Below are some records. Say how many of their lines contain the string "Region", and give nothing but the number.
————————
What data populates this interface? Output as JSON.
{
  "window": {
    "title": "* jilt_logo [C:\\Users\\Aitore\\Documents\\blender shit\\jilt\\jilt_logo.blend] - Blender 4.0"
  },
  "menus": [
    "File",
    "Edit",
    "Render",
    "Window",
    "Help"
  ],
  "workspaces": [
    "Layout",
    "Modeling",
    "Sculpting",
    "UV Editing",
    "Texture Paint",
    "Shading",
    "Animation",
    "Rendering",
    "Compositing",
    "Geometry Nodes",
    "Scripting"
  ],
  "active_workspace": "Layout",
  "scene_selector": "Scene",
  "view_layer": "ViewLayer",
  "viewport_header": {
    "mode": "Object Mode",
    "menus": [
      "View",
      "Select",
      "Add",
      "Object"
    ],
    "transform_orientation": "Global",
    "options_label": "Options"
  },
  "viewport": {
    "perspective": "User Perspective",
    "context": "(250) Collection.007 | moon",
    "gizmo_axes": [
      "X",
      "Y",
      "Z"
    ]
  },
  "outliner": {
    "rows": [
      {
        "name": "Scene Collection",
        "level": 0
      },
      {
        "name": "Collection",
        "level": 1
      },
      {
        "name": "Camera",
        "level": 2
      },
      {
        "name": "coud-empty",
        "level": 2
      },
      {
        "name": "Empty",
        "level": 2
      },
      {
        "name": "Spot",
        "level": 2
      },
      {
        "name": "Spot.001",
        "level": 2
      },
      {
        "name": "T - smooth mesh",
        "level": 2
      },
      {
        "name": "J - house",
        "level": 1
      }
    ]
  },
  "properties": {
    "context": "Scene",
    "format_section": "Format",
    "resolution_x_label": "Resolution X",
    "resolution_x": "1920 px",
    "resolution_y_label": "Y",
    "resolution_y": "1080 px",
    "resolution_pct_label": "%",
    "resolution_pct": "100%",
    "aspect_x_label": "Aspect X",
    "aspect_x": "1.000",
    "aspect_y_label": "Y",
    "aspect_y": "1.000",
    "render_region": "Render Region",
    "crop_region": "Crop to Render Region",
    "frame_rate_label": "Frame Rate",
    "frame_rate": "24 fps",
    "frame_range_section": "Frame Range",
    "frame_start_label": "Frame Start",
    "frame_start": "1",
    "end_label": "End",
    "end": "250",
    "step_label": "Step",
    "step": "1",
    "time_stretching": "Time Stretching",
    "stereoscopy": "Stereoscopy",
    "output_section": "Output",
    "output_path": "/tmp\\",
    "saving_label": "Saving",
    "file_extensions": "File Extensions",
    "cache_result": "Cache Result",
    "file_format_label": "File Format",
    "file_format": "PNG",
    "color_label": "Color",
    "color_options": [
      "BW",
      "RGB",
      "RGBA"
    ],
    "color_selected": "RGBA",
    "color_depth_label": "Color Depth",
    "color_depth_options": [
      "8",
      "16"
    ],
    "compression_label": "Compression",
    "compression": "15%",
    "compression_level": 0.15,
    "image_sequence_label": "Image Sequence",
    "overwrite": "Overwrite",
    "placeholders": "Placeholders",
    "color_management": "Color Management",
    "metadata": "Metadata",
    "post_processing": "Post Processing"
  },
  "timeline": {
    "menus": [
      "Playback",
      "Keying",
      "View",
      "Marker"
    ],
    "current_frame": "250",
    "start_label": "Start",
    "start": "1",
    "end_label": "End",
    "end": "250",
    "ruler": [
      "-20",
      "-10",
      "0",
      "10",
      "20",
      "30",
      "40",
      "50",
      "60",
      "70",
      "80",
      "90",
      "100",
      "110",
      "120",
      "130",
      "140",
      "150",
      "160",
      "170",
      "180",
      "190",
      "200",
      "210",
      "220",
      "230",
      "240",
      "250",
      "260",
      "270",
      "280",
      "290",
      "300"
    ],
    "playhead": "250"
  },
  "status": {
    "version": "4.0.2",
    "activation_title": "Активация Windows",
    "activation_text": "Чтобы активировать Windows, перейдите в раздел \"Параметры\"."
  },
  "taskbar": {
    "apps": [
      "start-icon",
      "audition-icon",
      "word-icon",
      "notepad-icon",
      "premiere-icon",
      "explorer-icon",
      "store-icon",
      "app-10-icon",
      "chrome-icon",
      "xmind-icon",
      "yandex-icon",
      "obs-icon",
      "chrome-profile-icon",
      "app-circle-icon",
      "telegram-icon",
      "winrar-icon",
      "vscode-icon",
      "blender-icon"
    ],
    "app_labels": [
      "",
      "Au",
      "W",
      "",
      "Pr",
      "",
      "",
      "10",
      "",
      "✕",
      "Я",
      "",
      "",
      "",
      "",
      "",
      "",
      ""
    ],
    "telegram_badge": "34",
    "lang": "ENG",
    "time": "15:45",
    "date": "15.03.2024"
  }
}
————————
Task answer
2